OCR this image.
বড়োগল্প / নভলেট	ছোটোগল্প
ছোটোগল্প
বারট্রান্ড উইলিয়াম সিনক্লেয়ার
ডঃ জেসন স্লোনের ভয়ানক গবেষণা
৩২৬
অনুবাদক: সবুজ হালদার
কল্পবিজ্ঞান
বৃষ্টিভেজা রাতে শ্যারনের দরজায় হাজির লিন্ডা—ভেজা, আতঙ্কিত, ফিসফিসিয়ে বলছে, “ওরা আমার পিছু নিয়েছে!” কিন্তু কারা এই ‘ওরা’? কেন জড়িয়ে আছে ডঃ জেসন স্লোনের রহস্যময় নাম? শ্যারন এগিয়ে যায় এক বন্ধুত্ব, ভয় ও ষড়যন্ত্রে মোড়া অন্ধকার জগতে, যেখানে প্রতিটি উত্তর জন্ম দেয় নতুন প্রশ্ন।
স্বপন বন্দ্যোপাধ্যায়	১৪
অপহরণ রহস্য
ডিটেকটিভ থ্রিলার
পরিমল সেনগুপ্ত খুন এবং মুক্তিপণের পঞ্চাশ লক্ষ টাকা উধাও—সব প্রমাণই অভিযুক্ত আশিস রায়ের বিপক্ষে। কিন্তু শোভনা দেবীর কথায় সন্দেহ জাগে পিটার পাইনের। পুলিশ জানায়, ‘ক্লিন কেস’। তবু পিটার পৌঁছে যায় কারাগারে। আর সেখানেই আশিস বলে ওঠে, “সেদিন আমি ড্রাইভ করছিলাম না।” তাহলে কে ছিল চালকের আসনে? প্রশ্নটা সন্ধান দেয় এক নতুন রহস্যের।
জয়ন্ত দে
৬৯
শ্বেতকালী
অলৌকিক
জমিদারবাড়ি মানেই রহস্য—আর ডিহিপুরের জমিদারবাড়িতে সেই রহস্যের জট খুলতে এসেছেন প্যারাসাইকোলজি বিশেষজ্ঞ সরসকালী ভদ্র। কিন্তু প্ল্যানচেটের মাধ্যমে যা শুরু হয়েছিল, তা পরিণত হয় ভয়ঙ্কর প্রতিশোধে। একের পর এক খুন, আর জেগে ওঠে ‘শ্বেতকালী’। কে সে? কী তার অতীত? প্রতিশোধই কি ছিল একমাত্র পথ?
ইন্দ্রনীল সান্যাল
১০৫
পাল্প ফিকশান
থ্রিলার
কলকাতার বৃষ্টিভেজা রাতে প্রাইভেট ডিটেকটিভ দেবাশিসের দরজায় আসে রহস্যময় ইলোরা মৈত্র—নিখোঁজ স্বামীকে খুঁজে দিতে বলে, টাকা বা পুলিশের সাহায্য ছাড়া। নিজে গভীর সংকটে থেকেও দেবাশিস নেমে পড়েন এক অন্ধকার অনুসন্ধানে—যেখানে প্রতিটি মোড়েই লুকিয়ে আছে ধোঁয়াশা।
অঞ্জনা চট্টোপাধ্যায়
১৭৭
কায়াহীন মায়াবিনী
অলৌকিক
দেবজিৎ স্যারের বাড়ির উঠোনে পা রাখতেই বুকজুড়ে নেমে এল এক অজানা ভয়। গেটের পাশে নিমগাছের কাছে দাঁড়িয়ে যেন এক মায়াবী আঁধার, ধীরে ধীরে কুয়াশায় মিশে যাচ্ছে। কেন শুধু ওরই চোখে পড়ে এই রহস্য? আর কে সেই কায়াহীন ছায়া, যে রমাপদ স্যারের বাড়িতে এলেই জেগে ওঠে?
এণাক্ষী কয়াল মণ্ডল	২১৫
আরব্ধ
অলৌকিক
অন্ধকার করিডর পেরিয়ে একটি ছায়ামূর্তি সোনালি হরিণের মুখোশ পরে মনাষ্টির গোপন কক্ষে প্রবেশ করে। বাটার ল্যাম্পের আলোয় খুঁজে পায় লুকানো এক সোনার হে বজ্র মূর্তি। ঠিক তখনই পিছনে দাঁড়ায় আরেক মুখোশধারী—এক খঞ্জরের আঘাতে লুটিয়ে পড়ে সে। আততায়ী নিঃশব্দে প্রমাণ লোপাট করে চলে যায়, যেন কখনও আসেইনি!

....

■ **Set task**
Every line above should be retyped exactly as given.

■ **Final answer**
OCR this image.
বড়োগল্প / নভলেট	ছোটোগল্প
ছোটোগল্প
বারট্রান্ড উইলিয়াম সিনক্লেয়ার
ডঃ জেসন স্লোনের ভয়ানক গবেষণা
৩২৬
অনুবাদক: সবুজ হালদার
কল্পবিজ্ঞান
বৃষ্টিভেজা রাতে শ্যারনের দরজায় হাজির লিন্ডা—ভেজা, আতঙ্কিত, ফিসফিসিয়ে বলছে, “ওরা আমার পিছু নিয়েছে!” কিন্তু কারা এই ‘ওরা’? কেন জড়িয়ে আছে ডঃ জেসন স্লোনের রহস্যময় নাম? শ্যারন এগিয়ে যায় এক বন্ধুত্ব, ভয় ও ষড়যন্ত্রে মোড়া অন্ধকার জগতে, যেখানে প্রতিটি উত্তর জন্ম দেয় নতুন প্রশ্ন।
স্বপন বন্দ্যোপাধ্যায়	১৪
অপহরণ রহস্য
ডিটেকটিভ থ্রিলার
পরিমল সেনগুপ্ত খুন এবং মুক্তিপণের পঞ্চাশ লক্ষ টাকা উধাও—সব প্রমাণই অভিযুক্ত আশিস রায়ের বিপক্ষে। কিন্তু শোভনা দেবীর কথায় সন্দেহ জাগে পিটার পাইনের। পুলিশ জানায়, ‘ক্লিন কেস’। তবু পিটার পৌঁছে যায় কারাগারে। আর সেখানেই আশিস বলে ওঠে, “সেদিন আমি ড্রাইভ করছিলাম না।” তাহলে কে ছিল চালকের আসনে? প্রশ্নটা সন্ধান দেয় এক নতুন রহস্যের।
জয়ন্ত দে
৬৯
শ্বেতকালী
অলৌকিক
জমিদারবাড়ি মানেই রহস্য—আর ডিহিপুরের জমিদারবাড়িতে সেই রহস্যের জট খুলতে এসেছেন প্যারাসাইকোলজি বিশেষজ্ঞ সরসকালী ভদ্র। কিন্তু প্ল্যানচেটের মাধ্যমে যা শুরু হয়েছিল, তা পরিণত হয় ভয়ঙ্কর প্রতিশোধে। একের পর এক খুন, আর জেগে ওঠে ‘শ্বেতকালী’। কে সে? কী তার অতীত? প্রতিশোধই কি ছিল একমাত্র পথ?
ইন্দ্রনীল সান্যাল
১০৫
পাল্প ফিকশান
থ্রিলার
কলকাতার বৃষ্টিভেজা রাতে প্রাইভেট ডিটেকটিভ দেবাশিসের দরজায় আসে রহস্যময় ইলোরা মৈত্র—নিখোঁজ স্বামীকে খুঁজে দিতে বলে, টাকা বা পুলিশের সাহায্য ছাড়া। নিজে গভীর সংকটে থেকেও দেবাশিস নেমে পড়েন এক অন্ধকার অনুসন্ধানে—যেখানে প্রতিটি মোড়েই লুকিয়ে আছে ধোঁয়াশা।
অঞ্জনা চট্টোপাধ্যায়
১৭৭
কায়াহীন মায়াবিনী
অলৌকিক
দেবজিৎ স্যারের বাড়ির উঠোনে পা রাখতেই বুকজুড়ে নেমে এল এক অজানা ভয়। গেটের পাশে নিমগাছের কাছে দাঁড়িয়ে যেন এক মায়াবী আঁধার, ধীরে ধীরে কুয়াশায় মিশে যাচ্ছে। কেন শুধু ওরই চোখে পড়ে এই রহস্য? আর কে সেই কায়াহীন ছায়া, যে রমাপদ স্যারের বাড়িতে এলেই জেগে ওঠে?
এণাক্ষী কয়াল মণ্ডল	২১৫
আরব্ধ
অলৌকিক
অন্ধকার করিডর পেরিয়ে একটি ছায়ামূর্তি সোনালি হরিণের মুখোশ পরে মনাষ্টির গোপন কক্ষে প্রবেশ করে। বাটার ল্যাম্পের আলোয় খুঁজে পায় লুকানো এক সোনার হে বজ্র মূর্তি। ঠিক তখনই পিছনে দাঁড়ায় আরেক মুখোশধারী—এক খঞ্জরের আঘাতে লুটিয়ে পড়ে সে। আততায়ী নিঃশব্দে প্রমাণ লোপাট করে চলে যায়, যেন কখনও আসেইনি!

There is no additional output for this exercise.